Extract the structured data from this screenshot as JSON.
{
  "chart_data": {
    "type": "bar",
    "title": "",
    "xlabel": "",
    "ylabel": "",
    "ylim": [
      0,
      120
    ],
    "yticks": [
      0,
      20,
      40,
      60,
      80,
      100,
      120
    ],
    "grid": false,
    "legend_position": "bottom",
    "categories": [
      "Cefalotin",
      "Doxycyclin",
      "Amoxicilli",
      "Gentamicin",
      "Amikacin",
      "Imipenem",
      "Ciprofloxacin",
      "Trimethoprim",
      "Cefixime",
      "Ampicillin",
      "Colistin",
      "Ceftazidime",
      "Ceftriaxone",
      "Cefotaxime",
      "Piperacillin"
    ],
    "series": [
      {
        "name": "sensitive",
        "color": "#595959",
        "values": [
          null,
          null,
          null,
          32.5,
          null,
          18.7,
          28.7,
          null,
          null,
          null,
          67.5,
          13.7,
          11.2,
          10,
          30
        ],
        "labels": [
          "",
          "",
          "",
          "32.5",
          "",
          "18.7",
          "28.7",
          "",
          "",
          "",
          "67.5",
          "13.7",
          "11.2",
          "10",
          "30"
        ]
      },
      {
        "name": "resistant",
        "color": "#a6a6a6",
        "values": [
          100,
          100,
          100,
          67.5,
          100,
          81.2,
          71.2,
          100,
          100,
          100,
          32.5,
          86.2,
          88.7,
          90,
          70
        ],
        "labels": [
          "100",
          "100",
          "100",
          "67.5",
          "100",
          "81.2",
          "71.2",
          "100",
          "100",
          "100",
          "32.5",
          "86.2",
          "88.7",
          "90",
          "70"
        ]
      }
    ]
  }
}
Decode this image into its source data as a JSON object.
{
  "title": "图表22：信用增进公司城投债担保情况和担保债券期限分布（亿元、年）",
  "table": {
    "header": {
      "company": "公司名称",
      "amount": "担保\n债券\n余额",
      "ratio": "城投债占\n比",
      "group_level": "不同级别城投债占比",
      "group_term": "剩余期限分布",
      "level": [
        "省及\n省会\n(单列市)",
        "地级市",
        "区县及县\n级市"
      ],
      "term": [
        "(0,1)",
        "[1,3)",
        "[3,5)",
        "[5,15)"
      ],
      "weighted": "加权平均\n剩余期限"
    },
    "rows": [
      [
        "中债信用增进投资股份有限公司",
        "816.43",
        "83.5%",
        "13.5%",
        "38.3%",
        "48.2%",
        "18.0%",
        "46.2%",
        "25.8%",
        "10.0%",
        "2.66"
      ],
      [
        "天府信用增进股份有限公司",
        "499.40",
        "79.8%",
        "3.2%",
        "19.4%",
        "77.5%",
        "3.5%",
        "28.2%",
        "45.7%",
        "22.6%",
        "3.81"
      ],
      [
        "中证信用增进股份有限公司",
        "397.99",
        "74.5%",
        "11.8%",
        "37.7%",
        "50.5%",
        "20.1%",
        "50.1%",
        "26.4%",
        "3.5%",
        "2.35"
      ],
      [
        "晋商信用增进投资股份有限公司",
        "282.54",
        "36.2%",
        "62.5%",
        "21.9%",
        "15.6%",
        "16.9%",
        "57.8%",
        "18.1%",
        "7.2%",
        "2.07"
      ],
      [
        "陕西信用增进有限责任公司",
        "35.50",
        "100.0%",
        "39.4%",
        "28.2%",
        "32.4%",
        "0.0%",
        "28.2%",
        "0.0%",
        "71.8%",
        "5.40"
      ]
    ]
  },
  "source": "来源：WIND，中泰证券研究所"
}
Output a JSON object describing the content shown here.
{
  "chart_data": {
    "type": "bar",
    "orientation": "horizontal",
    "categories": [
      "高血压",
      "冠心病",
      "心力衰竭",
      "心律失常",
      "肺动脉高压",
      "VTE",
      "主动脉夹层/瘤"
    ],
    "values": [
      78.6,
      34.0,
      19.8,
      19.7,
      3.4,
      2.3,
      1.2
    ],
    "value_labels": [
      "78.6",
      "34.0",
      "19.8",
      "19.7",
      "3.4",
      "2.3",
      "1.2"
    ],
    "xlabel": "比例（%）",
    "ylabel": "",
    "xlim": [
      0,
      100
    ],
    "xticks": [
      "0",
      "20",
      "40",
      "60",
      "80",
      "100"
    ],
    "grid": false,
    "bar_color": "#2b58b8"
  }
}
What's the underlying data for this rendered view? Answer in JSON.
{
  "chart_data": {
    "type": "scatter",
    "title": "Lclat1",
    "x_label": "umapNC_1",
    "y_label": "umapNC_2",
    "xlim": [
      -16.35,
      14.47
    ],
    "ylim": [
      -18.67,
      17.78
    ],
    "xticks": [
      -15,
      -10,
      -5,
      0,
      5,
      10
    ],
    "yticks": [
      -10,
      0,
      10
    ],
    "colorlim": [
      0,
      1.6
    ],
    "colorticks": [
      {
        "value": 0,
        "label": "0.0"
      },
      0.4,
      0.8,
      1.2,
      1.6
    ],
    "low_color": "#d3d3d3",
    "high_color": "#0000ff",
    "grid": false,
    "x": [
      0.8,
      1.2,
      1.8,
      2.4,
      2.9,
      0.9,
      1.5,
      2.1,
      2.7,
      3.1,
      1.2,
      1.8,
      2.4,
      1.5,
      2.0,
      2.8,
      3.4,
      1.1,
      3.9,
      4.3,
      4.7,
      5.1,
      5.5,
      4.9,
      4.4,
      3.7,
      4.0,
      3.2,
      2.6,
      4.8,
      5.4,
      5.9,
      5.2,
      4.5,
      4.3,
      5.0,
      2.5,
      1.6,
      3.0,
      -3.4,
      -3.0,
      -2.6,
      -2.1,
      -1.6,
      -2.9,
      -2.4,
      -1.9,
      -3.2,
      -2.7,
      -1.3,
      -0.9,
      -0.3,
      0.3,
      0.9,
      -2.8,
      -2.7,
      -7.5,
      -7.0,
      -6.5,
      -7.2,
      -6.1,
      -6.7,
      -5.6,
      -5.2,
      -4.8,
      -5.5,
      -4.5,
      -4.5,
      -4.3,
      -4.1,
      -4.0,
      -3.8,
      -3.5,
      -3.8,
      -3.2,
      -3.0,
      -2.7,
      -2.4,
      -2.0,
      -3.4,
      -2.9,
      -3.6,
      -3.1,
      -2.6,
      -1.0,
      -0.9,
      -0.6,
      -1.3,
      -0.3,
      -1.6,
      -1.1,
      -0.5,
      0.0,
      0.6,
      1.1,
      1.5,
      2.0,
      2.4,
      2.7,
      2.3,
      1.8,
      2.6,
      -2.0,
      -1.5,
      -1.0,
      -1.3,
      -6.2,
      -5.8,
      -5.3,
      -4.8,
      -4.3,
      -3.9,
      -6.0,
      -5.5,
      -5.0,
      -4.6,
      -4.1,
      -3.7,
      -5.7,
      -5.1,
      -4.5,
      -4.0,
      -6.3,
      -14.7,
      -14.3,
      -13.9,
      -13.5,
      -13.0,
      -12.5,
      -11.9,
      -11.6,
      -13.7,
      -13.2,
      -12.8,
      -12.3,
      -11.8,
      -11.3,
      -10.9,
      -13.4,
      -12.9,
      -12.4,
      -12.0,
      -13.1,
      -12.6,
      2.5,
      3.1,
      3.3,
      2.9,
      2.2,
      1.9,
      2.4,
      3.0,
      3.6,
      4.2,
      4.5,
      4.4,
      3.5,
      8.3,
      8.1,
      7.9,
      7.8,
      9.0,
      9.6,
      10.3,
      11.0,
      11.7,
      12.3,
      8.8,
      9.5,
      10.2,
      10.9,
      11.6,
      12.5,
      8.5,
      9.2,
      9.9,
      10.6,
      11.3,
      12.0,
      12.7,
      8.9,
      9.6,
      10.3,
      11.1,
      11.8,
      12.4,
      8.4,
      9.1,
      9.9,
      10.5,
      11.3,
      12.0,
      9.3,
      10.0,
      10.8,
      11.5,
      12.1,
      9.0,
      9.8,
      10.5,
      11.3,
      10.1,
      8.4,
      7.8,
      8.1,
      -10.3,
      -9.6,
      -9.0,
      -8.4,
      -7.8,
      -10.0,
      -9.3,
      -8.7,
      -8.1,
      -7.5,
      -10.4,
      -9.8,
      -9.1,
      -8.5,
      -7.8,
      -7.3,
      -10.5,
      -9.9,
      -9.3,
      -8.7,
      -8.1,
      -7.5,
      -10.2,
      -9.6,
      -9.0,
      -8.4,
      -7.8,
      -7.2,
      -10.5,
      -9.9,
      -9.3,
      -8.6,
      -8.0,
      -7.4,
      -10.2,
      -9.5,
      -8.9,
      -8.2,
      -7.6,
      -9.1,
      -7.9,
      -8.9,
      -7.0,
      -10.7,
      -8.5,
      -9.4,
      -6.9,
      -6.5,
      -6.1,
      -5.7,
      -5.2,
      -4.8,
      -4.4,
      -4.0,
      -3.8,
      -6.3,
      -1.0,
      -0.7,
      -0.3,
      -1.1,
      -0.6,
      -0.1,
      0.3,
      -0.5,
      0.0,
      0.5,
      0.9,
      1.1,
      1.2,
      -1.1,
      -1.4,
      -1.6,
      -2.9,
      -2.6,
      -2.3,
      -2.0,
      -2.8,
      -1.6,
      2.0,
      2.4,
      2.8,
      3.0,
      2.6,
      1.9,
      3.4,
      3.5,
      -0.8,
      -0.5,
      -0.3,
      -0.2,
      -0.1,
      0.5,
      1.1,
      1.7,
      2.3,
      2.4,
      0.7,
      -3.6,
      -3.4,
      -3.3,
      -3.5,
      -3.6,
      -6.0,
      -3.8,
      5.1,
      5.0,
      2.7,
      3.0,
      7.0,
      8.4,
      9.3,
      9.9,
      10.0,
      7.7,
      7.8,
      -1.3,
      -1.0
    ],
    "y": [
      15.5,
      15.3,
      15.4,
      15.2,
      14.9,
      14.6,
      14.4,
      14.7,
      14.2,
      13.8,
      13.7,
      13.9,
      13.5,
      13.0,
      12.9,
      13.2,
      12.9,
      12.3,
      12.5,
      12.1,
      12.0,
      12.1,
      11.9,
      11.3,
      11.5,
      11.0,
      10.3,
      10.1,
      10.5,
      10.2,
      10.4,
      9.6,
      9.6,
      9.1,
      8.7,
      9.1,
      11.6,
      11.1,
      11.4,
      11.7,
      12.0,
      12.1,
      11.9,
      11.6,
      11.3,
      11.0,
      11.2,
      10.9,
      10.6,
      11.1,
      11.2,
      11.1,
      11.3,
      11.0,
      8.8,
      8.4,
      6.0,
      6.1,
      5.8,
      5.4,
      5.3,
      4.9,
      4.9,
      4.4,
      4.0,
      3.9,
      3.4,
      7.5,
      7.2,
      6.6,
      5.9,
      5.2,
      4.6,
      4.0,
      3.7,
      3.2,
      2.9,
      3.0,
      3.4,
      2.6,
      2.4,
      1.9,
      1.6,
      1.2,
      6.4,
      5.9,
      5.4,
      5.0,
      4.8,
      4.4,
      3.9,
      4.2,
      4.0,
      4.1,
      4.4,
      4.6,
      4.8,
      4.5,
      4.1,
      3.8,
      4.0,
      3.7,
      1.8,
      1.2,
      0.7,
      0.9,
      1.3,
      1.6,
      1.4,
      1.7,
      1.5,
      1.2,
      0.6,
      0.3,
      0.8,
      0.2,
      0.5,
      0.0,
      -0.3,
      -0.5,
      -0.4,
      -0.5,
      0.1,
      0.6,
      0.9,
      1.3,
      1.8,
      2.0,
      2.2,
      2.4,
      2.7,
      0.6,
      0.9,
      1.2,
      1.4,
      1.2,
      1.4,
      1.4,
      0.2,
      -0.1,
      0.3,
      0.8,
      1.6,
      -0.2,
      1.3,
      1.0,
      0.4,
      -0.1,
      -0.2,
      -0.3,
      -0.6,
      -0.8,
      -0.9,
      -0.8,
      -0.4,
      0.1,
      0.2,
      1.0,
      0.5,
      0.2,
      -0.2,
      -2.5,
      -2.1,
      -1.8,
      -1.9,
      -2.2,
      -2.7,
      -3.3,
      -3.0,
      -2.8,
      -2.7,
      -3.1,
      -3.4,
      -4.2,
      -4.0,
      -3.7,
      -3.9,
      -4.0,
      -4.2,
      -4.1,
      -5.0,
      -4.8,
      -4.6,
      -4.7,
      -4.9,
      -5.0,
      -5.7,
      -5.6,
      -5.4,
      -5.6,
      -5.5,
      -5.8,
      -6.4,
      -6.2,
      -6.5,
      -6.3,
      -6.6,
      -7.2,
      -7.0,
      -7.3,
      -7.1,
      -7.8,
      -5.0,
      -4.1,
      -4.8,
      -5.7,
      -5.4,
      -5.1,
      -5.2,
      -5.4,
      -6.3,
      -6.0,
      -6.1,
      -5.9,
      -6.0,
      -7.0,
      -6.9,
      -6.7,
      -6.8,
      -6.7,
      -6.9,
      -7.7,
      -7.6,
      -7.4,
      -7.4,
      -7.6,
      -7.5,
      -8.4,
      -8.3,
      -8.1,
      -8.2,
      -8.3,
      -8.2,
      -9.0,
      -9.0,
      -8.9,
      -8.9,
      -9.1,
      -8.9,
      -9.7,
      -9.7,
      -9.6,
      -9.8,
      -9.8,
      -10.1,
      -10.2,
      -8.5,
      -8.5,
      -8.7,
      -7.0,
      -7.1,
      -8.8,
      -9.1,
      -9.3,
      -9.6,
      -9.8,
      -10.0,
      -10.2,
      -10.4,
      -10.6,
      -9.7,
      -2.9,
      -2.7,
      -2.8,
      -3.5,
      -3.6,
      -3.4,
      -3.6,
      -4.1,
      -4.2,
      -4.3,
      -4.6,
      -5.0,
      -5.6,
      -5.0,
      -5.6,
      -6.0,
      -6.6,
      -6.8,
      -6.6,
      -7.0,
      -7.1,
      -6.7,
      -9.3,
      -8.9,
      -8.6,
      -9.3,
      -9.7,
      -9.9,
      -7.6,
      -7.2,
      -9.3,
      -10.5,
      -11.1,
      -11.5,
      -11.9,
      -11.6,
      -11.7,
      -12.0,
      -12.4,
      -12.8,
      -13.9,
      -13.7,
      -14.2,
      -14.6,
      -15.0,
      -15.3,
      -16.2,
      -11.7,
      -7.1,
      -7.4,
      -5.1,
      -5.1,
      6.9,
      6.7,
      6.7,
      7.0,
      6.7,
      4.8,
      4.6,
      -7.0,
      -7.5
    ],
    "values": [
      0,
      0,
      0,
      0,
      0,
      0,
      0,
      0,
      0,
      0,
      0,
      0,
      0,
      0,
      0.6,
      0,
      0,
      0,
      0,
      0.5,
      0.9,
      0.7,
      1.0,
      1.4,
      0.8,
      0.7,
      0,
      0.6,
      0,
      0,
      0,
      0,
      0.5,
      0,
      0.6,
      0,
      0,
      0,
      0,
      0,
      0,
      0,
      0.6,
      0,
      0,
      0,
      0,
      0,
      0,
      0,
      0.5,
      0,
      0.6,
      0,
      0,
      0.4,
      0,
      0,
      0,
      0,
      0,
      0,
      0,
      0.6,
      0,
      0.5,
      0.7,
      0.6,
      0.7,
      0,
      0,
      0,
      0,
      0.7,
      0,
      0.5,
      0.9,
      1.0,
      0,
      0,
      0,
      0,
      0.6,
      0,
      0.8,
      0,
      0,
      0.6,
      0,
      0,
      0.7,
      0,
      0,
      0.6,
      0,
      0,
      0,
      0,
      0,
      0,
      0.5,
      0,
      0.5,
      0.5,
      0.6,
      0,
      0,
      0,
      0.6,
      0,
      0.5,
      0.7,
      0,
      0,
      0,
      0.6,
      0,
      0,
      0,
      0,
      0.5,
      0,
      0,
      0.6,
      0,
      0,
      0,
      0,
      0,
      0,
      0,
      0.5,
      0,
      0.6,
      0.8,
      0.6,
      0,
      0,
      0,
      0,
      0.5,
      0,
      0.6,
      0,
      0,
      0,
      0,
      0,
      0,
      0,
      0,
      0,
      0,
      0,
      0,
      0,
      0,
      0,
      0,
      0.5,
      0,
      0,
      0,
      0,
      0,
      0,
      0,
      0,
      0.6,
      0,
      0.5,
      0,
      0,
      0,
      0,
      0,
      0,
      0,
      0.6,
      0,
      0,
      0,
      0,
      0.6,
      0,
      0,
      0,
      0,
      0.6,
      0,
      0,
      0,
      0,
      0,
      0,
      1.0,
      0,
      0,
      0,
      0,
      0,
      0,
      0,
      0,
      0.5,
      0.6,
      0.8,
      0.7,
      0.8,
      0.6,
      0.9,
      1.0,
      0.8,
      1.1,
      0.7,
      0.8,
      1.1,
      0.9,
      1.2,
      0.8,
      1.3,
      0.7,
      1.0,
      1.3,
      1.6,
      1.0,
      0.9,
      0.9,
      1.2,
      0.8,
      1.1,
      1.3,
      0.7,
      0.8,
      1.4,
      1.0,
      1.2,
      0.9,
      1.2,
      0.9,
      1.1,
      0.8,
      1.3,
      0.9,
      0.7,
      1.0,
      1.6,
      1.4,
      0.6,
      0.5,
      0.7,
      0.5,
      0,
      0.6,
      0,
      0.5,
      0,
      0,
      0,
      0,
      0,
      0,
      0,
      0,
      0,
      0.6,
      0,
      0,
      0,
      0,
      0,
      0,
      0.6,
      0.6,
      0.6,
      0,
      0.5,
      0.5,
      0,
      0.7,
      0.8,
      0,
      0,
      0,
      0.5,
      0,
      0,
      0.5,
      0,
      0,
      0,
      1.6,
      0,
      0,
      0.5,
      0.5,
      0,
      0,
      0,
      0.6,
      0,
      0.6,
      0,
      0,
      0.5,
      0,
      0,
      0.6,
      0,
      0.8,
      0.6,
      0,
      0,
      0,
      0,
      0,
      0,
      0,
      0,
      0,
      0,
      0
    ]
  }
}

- [GOAL] Where a line of the entries contains the word "source", copy that line.

- [ANSWER BELOW]
Decode this image into its source data as a JSON object.
  "source": "来源：WIND，中泰证券研究所"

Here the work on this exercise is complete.